:: TASK DIRECTIONS ::
Extract, from the listing that follows, each line containing the word "their".

:: DATA TO PROCESS ::
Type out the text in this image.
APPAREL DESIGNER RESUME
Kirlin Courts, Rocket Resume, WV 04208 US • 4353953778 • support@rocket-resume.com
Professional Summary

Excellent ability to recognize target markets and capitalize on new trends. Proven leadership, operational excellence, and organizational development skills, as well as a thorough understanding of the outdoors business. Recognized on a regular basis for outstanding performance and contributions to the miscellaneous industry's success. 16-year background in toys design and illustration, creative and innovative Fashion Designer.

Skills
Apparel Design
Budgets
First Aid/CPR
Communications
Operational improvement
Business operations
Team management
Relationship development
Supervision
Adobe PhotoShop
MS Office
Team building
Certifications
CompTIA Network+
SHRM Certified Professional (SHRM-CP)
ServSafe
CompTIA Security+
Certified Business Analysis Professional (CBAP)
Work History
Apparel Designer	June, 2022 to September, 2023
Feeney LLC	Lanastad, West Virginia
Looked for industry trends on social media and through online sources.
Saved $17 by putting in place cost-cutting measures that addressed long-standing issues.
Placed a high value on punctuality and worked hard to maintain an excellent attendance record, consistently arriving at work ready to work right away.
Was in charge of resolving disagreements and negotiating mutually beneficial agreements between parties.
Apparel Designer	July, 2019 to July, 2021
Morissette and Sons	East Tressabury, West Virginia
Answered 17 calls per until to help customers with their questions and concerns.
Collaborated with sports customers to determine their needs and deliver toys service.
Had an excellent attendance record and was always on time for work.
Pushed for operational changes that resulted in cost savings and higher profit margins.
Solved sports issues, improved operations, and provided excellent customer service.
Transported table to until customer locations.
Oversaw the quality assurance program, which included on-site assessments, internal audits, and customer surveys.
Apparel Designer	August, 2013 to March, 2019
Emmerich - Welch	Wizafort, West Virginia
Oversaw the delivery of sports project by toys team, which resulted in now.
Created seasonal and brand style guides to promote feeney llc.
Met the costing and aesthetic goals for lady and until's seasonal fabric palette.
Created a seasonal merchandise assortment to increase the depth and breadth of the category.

--

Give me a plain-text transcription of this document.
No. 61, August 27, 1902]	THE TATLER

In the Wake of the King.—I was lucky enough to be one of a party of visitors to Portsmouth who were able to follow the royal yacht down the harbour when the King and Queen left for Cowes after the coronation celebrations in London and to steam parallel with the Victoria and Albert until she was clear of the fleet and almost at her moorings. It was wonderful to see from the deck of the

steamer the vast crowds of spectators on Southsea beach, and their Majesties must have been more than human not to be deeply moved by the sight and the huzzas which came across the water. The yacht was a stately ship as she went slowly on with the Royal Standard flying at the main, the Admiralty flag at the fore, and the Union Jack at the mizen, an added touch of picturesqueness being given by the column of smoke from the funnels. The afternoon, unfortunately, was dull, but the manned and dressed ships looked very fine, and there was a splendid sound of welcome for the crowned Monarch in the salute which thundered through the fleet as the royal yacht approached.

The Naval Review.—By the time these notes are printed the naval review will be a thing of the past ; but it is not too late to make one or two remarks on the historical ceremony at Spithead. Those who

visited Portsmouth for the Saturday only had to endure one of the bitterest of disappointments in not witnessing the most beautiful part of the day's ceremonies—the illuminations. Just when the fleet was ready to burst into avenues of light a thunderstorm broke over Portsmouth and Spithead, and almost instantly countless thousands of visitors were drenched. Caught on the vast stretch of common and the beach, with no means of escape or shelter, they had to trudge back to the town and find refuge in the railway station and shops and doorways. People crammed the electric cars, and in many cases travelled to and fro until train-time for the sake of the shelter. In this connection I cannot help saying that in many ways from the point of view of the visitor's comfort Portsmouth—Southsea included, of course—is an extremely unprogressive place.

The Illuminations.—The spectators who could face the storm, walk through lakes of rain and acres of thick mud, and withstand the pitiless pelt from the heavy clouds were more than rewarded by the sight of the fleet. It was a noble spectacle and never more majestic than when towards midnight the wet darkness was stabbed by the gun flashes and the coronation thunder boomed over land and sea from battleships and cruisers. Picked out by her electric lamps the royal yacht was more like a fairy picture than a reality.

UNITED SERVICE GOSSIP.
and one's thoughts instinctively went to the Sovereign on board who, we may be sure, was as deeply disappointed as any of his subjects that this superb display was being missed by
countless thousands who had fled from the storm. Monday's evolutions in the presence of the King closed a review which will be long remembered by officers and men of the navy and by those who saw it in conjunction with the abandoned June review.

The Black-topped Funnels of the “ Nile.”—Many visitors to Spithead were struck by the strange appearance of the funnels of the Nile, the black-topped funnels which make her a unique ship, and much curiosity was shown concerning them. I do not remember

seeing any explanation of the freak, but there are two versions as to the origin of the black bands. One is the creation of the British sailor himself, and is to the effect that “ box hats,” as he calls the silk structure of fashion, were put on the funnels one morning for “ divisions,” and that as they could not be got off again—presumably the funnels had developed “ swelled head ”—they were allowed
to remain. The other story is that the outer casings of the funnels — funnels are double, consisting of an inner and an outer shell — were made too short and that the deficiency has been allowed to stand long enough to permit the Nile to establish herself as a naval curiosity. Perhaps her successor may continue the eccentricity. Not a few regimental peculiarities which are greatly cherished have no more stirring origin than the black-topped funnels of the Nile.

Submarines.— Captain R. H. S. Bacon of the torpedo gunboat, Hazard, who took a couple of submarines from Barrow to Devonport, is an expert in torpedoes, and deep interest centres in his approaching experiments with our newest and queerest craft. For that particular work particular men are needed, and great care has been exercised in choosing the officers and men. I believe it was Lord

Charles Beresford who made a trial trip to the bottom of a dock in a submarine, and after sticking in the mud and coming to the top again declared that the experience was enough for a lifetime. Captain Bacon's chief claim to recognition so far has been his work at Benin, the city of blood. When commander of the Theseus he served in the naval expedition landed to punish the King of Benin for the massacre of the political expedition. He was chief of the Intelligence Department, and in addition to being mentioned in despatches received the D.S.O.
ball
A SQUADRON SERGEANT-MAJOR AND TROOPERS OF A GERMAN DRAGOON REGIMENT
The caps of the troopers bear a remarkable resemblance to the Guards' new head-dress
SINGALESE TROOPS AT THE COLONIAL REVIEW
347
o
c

:: THE RESULT ::
Answered 17 calls per until to help customers with their questions and concerns.
Collaborated with sports customers to determine their needs and deliver toys service.
steamer the vast crowds of spectators on Southsea beach, and their Majesties must have been more than human not to be deeply moved by the sight and the huzzas which came across the water. The yacht was a stately ship as she went slowly on with the Royal Standard flying at the main, the Admiralty flag at the fore, and the Union Jack at the mizen, an added touch of picturesqueness being given by the column of smoke from the funnels. The afternoon, unfortunately, was dull, but the manned and dressed ships looked very fine, and there was a splendid sound of welcome for the crowned Monarch in the salute which thundered through the fleet as the royal yacht approached.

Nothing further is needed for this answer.